Begin

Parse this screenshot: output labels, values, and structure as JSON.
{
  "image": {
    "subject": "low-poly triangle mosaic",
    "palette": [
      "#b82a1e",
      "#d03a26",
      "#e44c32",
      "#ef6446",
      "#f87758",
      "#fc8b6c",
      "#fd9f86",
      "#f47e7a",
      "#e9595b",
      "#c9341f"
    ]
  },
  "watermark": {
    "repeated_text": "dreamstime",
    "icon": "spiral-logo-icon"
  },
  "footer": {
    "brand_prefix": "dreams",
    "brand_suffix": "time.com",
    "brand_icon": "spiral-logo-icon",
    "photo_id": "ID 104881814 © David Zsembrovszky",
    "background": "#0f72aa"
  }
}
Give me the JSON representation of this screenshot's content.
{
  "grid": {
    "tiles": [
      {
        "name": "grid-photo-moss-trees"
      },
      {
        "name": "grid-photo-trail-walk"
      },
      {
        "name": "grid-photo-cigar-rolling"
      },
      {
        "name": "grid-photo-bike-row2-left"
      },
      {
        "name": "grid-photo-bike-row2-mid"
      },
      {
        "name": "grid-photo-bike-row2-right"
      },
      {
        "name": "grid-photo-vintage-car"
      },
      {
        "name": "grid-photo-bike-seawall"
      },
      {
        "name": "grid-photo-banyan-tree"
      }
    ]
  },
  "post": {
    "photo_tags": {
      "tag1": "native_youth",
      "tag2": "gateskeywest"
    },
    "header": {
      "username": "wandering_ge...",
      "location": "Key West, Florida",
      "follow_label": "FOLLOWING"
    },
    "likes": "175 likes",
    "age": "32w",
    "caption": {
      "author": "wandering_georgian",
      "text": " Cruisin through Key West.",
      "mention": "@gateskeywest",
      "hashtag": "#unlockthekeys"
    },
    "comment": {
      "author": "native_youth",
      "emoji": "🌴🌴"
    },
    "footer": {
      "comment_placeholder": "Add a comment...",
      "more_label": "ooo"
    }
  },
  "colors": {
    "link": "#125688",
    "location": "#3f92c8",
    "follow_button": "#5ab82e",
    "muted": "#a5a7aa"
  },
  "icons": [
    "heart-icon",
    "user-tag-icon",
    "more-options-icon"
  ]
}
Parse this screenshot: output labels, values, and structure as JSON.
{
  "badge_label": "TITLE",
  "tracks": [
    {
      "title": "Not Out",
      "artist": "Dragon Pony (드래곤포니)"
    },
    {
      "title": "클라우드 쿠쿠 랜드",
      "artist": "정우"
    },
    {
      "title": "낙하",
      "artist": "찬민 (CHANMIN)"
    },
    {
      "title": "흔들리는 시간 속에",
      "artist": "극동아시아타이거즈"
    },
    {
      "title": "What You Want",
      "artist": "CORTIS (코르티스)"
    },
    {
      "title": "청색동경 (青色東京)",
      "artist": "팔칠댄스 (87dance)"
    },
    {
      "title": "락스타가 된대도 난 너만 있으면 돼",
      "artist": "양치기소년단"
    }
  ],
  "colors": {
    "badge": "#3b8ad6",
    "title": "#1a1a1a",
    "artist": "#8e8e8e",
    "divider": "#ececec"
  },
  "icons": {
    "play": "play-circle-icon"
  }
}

End

● **Exercise requirements**:
Produce an exact copy of every entry above.

● **Result for this exercise**:
Parse this screenshot: output labels, values, and structure as JSON.
{
  "image": {
    "subject": "low-poly triangle mosaic",
    "palette": [
      "#b82a1e",
      "#d03a26",
      "#e44c32",
      "#ef6446",
      "#f87758",
      "#fc8b6c",
      "#fd9f86",
      "#f47e7a",
      "#e9595b",
      "#c9341f"
    ]
  },
  "watermark": {
    "repeated_text": "dreamstime",
    "icon": "spiral-logo-icon"
  },
  "footer": {
    "brand_prefix": "dreams",
    "brand_suffix": "time.com",
    "brand_icon": "spiral-logo-icon",
    "photo_id": "ID 104881814 © David Zsembrovszky",
    "background": "#0f72aa"
  }
}
Give me the JSON representation of this screenshot's content.
{
  "grid": {
    "tiles": [
      {
        "name": "grid-photo-moss-trees"
      },
      {
        "name": "grid-photo-trail-walk"
      },
      {
        "name": "grid-photo-cigar-rolling"
      },
      {
        "name": "grid-photo-bike-row2-left"
      },
      {
        "name": "grid-photo-bike-row2-mid"
      },
      {
        "name": "grid-photo-bike-row2-right"
      },
      {
        "name": "grid-photo-vintage-car"
      },
      {
        "name": "grid-photo-bike-seawall"
      },
      {
        "name": "grid-photo-banyan-tree"
      }
    ]
  },
  "post": {
    "photo_tags": {
      "tag1": "native_youth",
      "tag2": "gateskeywest"
    },
    "header": {
      "username": "wandering_ge...",
      "location": "Key West, Florida",
      "follow_label": "FOLLOWING"
    },
    "likes": "175 likes",
    "age": "32w",
    "caption": {
      "author": "wandering_georgian",
      "text": " Cruisin through Key West.",
      "mention": "@gateskeywest",
      "hashtag": "#unlockthekeys"
    },
    "comment": {
      "author": "native_youth",
      "emoji": "🌴🌴"
    },
    "footer": {
      "comment_placeholder": "Add a comment...",
      "more_label": "ooo"
    }
  },
  "colors": {
    "link": "#125688",
    "location": "#3f92c8",
    "follow_button": "#5ab82e",
    "muted": "#a5a7aa"
  },
  "icons": [
    "heart-icon",
    "user-tag-icon",
    "more-options-icon"
  ]
}
Parse this screenshot: output labels, values, and structure as JSON.
{
  "badge_label": "TITLE",
  "tracks": [
    {
      "title": "Not Out",
      "artist": "Dragon Pony (드래곤포니)"
    },
    {
      "title": "클라우드 쿠쿠 랜드",
      "artist": "정우"
    },
    {
      "title": "낙하",
      "artist": "찬민 (CHANMIN)"
    },
    {
      "title": "흔들리는 시간 속에",
      "artist": "극동아시아타이거즈"
    },
    {
      "title": "What You Want",
      "artist": "CORTIS (코르티스)"
    },
    {
      "title": "청색동경 (青色東京)",
      "artist": "팔칠댄스 (87dance)"
    },
    {
      "title": "락스타가 된대도 난 너만 있으면 돼",
      "artist": "양치기소년단"
    }
  ],
  "colors": {
    "badge": "#3b8ad6",
    "title": "#1a1a1a",
    "artist": "#8e8e8e",
    "divider": "#ececec"
  },
  "icons": {
    "play": "play-circle-icon"
  }
}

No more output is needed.